What to produce:
Go through each line of the records below and count those with the word "null"; give only the total.

Stored rows:
# # # #

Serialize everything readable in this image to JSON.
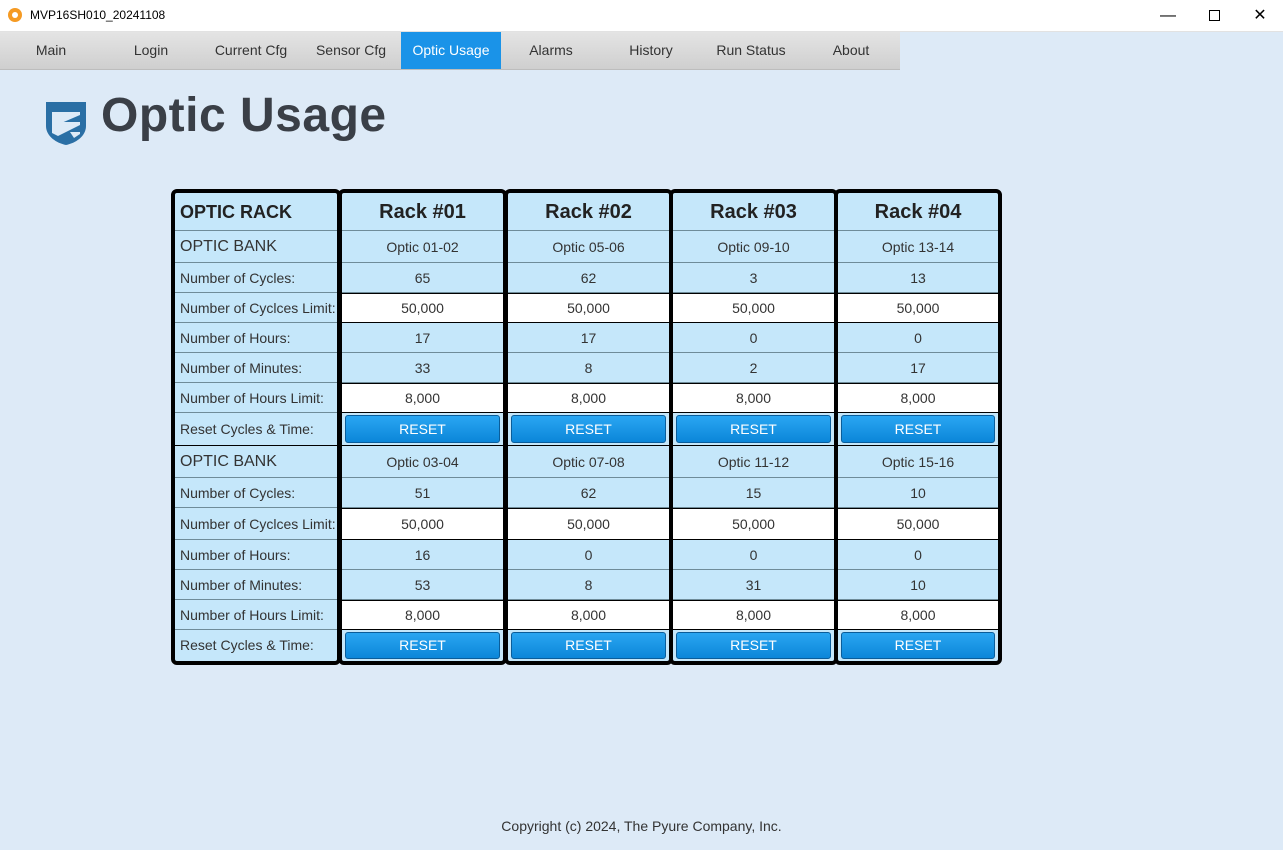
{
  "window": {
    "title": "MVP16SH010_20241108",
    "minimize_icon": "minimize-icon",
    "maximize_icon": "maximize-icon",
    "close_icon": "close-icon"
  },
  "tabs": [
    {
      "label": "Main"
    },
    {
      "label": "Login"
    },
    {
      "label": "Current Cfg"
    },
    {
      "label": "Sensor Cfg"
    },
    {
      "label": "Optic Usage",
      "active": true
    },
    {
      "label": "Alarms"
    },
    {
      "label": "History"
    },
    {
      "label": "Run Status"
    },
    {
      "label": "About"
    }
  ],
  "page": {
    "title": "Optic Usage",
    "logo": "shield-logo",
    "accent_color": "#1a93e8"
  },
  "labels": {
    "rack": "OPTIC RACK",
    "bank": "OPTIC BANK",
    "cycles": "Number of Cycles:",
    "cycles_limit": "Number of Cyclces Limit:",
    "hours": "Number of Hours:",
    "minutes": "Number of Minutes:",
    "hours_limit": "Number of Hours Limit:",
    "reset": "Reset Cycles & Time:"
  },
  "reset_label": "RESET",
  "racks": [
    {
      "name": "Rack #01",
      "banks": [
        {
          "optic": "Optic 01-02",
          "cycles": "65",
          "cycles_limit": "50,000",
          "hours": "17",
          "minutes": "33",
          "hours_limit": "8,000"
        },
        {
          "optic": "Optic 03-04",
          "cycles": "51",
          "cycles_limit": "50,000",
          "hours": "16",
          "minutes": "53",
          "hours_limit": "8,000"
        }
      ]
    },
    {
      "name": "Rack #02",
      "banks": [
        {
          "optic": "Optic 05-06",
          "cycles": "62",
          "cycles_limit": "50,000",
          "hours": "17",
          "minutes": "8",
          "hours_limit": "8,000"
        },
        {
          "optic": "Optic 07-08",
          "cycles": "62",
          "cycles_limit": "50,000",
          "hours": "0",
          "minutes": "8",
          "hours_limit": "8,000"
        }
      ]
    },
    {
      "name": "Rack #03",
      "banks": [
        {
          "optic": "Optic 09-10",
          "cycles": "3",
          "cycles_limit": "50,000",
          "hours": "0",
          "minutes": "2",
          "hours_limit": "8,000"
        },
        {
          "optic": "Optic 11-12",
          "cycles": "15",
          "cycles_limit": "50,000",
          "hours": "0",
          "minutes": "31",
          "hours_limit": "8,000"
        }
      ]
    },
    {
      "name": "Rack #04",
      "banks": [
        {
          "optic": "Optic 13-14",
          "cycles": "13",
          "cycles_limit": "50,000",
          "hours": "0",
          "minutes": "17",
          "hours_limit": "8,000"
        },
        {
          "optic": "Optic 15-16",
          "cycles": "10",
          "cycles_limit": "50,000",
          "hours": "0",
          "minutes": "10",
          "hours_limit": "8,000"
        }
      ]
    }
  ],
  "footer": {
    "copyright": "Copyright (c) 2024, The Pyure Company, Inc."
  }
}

# # # #

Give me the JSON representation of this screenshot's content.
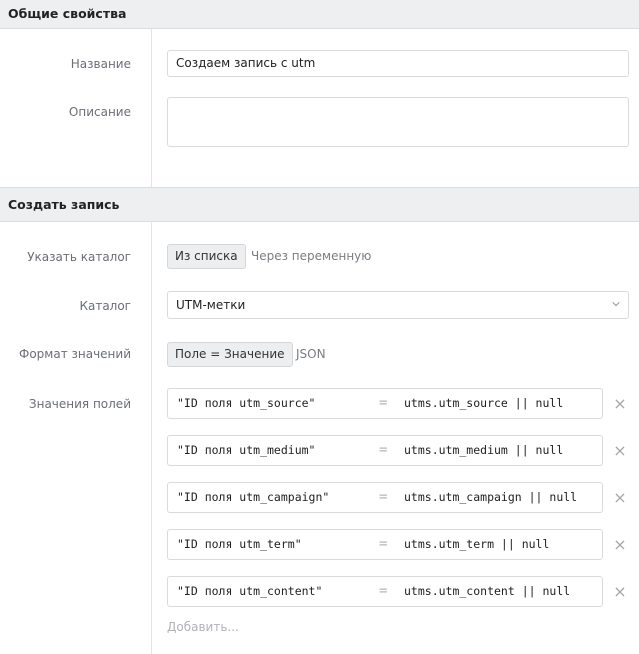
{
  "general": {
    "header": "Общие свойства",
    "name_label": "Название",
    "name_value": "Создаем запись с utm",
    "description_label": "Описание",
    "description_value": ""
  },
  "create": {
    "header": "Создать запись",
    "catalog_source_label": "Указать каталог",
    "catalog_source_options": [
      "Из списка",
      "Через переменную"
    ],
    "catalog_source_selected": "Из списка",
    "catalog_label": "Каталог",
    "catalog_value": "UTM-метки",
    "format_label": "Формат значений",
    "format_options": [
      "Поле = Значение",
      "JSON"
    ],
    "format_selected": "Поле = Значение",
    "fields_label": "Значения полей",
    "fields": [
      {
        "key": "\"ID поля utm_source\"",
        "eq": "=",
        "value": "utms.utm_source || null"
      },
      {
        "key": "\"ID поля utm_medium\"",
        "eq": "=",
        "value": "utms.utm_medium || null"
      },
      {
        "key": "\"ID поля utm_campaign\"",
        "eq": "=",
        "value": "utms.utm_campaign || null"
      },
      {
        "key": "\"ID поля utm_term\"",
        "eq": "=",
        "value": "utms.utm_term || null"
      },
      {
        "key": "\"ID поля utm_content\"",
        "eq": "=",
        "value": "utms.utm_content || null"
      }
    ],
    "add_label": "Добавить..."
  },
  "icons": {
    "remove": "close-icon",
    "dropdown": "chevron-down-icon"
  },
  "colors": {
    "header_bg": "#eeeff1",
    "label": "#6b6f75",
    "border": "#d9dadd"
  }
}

# # # #

Result for this task:
5